### Aim
Below are some records. Pull every line that contains the word "Weiner".

### Data listing
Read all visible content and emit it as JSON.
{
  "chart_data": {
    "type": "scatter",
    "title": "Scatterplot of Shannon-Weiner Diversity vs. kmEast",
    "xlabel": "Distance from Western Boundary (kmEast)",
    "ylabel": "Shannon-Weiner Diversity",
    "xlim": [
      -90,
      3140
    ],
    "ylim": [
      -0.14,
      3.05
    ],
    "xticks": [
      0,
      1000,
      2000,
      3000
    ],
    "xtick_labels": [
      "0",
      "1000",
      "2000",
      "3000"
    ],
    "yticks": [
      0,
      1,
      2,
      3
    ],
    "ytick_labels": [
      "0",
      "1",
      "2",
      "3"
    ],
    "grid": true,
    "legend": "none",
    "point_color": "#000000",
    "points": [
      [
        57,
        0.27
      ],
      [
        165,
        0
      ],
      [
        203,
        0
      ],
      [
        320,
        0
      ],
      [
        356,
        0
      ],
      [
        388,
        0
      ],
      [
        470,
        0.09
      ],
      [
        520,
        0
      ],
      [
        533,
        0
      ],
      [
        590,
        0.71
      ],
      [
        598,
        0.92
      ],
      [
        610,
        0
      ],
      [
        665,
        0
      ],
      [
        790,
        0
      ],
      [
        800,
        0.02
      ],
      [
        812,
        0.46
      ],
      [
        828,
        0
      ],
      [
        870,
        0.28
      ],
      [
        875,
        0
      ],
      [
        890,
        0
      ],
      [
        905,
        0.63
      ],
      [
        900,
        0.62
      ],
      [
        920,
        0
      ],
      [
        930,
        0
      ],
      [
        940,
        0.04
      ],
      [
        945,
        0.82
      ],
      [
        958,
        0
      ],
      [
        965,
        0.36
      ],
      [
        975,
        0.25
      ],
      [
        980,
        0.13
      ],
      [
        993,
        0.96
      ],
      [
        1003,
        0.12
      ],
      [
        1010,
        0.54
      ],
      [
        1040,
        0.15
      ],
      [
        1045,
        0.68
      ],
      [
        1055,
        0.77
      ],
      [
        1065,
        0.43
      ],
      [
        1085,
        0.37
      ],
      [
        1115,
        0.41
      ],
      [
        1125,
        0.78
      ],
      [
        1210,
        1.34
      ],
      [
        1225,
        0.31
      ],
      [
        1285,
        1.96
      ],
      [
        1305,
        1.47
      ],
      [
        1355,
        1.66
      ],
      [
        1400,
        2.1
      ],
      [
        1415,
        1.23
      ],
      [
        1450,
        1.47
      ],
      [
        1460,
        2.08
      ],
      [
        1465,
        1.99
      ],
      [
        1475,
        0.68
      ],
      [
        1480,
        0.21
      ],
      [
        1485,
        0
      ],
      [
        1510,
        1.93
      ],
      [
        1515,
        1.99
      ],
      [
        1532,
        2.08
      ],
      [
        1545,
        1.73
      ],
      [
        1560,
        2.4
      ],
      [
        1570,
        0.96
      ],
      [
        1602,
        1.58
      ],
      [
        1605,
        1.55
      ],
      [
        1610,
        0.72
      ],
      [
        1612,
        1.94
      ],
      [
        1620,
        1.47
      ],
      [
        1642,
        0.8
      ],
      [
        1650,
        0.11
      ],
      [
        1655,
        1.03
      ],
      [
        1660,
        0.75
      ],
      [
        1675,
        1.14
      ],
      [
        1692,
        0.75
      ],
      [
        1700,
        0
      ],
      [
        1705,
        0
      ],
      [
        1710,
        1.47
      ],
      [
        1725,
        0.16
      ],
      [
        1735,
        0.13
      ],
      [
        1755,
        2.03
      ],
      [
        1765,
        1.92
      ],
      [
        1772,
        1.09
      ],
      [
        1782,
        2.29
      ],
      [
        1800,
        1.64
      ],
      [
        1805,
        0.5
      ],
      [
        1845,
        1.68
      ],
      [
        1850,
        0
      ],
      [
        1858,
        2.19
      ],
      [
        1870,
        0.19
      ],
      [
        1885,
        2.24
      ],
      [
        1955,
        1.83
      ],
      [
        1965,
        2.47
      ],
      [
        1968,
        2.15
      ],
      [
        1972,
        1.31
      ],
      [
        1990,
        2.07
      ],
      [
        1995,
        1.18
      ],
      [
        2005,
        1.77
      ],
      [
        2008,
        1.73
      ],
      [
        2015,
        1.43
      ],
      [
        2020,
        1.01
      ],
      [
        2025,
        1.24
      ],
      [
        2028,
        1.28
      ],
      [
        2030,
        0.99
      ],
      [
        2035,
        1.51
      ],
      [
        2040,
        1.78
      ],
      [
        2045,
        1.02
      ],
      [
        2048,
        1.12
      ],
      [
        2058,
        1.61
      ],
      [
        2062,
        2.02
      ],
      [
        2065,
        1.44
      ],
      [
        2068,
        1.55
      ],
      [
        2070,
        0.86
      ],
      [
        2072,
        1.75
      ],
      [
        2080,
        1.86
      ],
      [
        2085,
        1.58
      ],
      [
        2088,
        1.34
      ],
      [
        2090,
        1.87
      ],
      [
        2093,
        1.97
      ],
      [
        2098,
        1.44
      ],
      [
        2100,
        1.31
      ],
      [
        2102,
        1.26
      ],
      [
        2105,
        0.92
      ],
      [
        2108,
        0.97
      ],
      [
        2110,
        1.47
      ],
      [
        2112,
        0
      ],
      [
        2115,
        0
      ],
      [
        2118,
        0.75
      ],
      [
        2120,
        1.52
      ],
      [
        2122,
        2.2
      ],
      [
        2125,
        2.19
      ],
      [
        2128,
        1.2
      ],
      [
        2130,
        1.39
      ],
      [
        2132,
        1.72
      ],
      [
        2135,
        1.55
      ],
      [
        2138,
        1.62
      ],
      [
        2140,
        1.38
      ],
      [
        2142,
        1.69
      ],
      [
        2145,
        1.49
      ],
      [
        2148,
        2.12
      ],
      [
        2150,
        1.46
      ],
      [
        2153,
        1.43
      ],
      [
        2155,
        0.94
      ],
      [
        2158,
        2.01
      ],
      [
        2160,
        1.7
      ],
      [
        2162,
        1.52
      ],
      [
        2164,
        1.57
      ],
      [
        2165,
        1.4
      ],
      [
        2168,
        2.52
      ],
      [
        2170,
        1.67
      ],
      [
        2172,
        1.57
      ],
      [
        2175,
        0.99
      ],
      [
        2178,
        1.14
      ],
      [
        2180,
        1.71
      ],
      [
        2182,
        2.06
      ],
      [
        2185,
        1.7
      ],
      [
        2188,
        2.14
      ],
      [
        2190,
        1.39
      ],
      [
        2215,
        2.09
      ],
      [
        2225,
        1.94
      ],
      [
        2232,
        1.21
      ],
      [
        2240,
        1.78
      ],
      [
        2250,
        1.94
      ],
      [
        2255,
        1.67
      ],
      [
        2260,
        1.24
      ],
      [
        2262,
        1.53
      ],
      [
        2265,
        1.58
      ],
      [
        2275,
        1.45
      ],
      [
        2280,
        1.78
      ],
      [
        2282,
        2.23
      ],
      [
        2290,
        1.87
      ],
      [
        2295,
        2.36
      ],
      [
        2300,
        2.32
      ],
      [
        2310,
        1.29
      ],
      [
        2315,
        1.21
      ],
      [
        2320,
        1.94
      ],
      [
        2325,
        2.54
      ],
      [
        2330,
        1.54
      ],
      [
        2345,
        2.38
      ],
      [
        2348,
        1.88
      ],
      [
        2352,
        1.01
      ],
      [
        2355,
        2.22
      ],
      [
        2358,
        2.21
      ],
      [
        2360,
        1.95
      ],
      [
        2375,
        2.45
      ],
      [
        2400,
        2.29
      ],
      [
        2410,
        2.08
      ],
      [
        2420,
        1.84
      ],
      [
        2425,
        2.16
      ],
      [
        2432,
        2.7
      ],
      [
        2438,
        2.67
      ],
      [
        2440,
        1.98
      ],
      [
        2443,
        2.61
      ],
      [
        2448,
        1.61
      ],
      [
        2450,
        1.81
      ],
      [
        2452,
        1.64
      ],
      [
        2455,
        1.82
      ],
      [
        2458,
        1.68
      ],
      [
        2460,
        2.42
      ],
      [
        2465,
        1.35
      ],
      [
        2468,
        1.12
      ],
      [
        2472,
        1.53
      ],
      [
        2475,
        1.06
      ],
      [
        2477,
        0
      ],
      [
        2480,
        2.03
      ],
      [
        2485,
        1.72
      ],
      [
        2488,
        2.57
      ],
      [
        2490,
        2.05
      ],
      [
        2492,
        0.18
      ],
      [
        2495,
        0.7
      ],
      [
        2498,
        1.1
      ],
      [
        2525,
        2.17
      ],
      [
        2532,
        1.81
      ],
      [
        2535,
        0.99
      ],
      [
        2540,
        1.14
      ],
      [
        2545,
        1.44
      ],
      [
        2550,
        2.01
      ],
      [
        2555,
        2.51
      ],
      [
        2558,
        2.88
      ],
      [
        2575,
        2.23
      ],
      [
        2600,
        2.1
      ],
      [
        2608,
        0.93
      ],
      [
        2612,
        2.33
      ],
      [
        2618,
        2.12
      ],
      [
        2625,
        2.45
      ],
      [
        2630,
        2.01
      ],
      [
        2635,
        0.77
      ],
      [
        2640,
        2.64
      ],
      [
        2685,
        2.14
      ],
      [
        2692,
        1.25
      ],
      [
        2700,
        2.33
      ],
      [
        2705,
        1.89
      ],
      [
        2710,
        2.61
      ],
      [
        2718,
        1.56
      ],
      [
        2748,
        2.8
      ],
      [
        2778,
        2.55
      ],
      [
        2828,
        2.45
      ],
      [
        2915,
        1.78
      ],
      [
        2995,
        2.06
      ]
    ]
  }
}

### Exercise response
    "title": "Scatterplot of Shannon-Weiner Diversity vs. kmEast",
    "ylabel": "Shannon-Weiner Diversity",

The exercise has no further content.